* begin *

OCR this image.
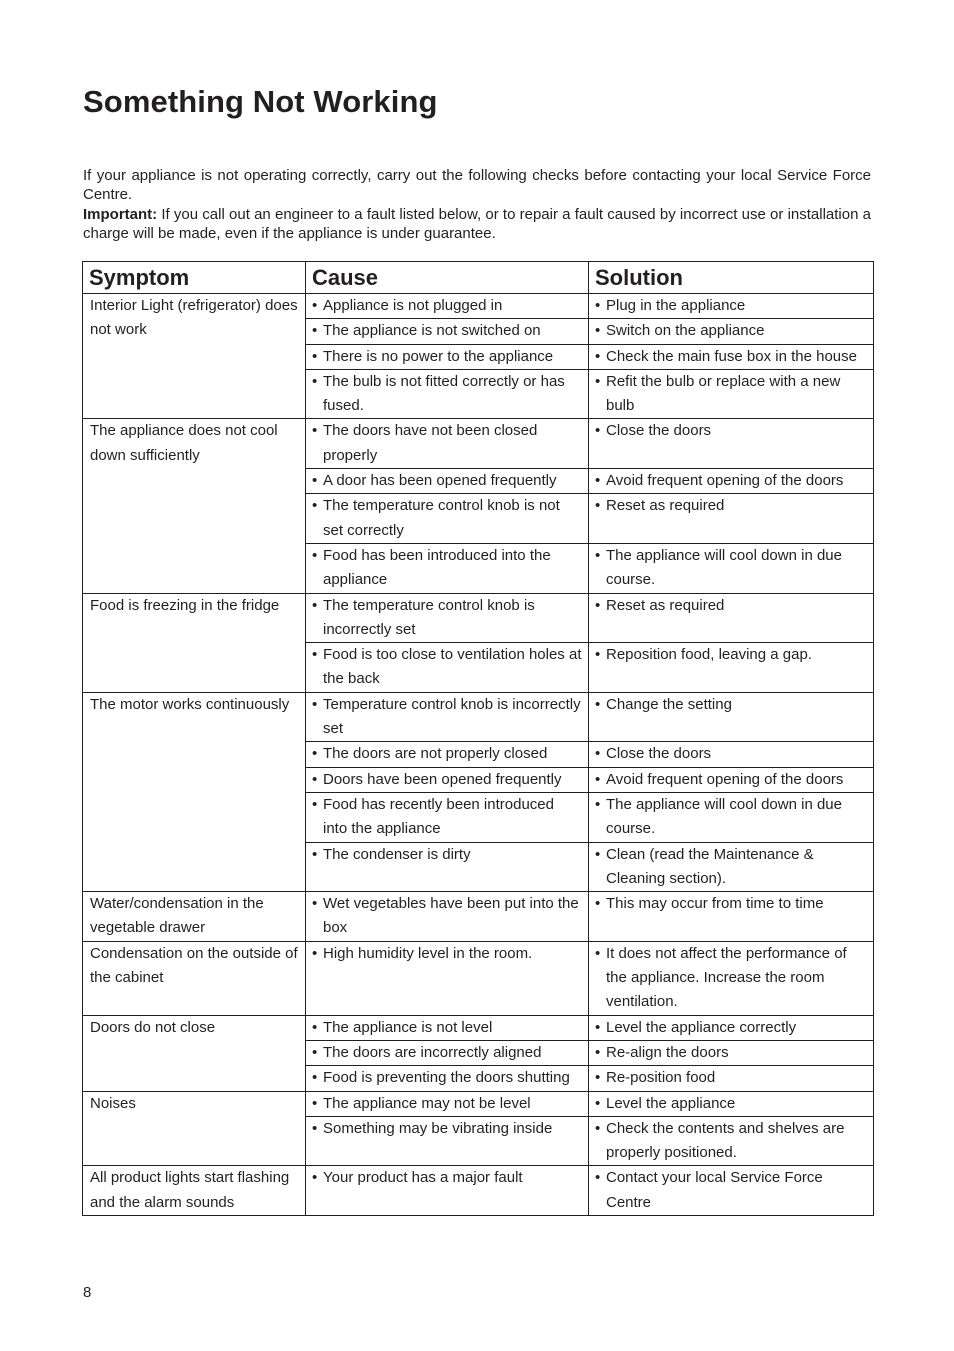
Something Not Working

If your appliance is not operating correctly, carry out the following checks before contacting your local Service Force Centre.

Important: If you call out an engineer to a fault listed below, or to repair a fault caused by incorrect use or installation a charge will be made, even if the appliance is under guarantee.

Symptom	Cause	Solution
Interior Light (refrigerator) does not work	• Appliance is not plugged in	• Plug in the appliance

	• The appliance is not switched on	• Switch on the appliance

	• There is no power to the appliance	• Check the main fuse box in the house

	• The bulb is not fitted correctly or has fused.	• Refit the bulb or replace with a new bulb

The appliance does not cool down sufficiently	• The doors have not been closed properly	• Close the doors

	• A door has been opened frequently	• Avoid frequent opening of the doors

	• The temperature control knob is not set correctly	• Reset as required

	• Food has been introduced into the appliance	• The appliance will cool down in due course.

Food is freezing in the fridge	• The temperature control knob is incorrectly set	• Reset as required

	• Food is too close to ventilation holes at the back	• Reposition food, leaving a gap.

The motor works continuously	• Temperature control knob is incorrectly set	• Change the setting

	• The doors are not properly closed	• Close the doors

	• Doors have been opened frequently	• Avoid frequent opening of the doors

	• Food has recently been introduced into the appliance	• The appliance will cool down in due course.

	• The condenser is dirty	• Clean (read the Maintenance & Cleaning section).

Water/condensation in the vegetable drawer	• Wet vegetables have been put into the box	• This may occur from time to time

Condensation on the outside of the cabinet	• High humidity level in the room.	• It does not affect the performance of the appliance. Increase the room ventilation.

Doors do not close	• The appliance is not level	• Level the appliance correctly

	• The doors are incorrectly aligned	• Re-align the doors

	• Food is preventing the doors shutting	• Re-position food

Noises	• The appliance may not be level	• Level the appliance

	• Something may be vibrating inside	• Check the contents and shelves are properly positioned.

All product lights start flashing and the alarm sounds	• Your product has a major fault	• Contact your local Service Force Centre
8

* end *

Required task:
Gather all lines from the listing above in which "ventilation" occurs.

Solution to this problem:
	• Food is too close to ventilation holes at the back	• Reposition food, leaving a gap.
Condensation on the outside of the cabinet	• High humidity level in the room.	• It does not affect the performance of the appliance. Increase the room ventilation.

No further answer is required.